- _Work to be completed_
Copy out each line featuring the string "Απάντηση" from the entries beneath.

- _The input_

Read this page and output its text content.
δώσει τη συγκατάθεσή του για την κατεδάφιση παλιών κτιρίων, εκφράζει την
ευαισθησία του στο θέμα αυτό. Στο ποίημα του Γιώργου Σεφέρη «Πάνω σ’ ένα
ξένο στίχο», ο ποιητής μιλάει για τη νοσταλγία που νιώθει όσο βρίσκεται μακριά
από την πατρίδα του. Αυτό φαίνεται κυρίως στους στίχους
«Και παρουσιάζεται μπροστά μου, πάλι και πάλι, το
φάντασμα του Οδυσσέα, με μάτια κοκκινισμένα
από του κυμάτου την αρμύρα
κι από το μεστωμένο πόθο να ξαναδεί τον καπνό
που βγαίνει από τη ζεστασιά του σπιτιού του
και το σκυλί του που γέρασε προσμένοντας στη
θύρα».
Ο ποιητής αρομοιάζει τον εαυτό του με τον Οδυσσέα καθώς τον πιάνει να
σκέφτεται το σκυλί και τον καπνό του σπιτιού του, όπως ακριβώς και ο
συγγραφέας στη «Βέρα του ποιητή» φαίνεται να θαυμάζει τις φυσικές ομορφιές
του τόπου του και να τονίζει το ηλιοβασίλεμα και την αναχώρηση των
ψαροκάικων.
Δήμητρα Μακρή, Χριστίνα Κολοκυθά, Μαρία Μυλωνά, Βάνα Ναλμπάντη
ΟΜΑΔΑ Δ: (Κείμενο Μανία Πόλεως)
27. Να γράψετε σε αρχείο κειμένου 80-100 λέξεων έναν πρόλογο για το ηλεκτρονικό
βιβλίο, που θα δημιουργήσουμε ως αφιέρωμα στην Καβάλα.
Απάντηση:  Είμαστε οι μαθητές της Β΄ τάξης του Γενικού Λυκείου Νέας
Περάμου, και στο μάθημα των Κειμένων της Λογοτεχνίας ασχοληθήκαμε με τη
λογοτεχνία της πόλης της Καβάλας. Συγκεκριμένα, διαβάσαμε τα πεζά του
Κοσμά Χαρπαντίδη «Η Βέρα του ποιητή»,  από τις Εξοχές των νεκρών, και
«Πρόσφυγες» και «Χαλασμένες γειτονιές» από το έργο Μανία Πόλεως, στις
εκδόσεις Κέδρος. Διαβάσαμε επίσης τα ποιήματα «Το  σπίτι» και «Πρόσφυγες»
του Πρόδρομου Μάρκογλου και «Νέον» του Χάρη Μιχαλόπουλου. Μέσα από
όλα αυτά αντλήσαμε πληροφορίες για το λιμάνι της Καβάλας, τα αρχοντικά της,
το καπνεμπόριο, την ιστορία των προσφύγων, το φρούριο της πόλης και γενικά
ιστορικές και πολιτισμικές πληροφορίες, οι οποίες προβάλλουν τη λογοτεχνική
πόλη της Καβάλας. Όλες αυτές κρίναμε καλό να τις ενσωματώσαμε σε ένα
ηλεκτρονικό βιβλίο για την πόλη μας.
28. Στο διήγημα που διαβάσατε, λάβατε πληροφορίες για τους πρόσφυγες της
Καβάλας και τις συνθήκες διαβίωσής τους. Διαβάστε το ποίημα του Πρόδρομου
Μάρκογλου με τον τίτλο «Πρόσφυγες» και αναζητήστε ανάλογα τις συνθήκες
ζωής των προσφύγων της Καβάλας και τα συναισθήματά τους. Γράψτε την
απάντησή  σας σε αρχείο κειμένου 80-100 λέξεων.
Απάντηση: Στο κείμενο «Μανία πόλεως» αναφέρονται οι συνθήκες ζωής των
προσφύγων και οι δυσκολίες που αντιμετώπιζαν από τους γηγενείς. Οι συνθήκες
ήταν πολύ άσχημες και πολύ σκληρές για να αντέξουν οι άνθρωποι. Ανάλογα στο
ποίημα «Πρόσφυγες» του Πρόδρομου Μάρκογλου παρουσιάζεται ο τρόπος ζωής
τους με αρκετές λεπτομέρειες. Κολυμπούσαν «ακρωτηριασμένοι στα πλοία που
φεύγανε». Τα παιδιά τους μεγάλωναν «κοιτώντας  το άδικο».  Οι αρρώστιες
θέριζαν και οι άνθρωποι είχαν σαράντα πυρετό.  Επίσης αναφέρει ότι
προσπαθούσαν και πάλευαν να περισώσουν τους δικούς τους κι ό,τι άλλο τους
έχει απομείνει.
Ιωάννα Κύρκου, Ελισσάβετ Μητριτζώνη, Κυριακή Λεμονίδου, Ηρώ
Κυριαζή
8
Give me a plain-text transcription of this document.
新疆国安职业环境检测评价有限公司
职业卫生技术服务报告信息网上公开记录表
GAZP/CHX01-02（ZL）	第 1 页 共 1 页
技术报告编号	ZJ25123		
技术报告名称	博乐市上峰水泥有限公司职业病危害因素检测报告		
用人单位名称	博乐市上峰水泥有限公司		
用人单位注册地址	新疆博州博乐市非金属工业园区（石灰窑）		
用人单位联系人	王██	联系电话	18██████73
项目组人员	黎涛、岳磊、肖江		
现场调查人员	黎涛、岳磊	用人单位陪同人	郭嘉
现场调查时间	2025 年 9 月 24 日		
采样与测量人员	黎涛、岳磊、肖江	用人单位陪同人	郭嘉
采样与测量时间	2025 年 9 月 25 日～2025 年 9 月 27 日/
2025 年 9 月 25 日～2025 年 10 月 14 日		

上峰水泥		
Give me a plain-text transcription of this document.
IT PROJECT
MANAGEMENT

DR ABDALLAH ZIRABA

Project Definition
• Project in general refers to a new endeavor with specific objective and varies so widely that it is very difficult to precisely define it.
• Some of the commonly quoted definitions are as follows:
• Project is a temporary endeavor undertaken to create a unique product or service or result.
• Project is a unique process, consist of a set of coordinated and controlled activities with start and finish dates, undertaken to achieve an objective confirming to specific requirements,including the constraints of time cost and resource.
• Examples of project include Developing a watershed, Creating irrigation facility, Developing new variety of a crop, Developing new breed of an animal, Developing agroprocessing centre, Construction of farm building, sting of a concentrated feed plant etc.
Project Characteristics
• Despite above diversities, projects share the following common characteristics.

- _Response to this exercise_
Απάντηση:  Είμαστε οι μαθητές της Β΄ τάξης του Γενικού Λυκείου Νέας
Απάντηση: Στο κείμενο «Μανία πόλεως» αναφέρονται οι συνθήκες ζωής των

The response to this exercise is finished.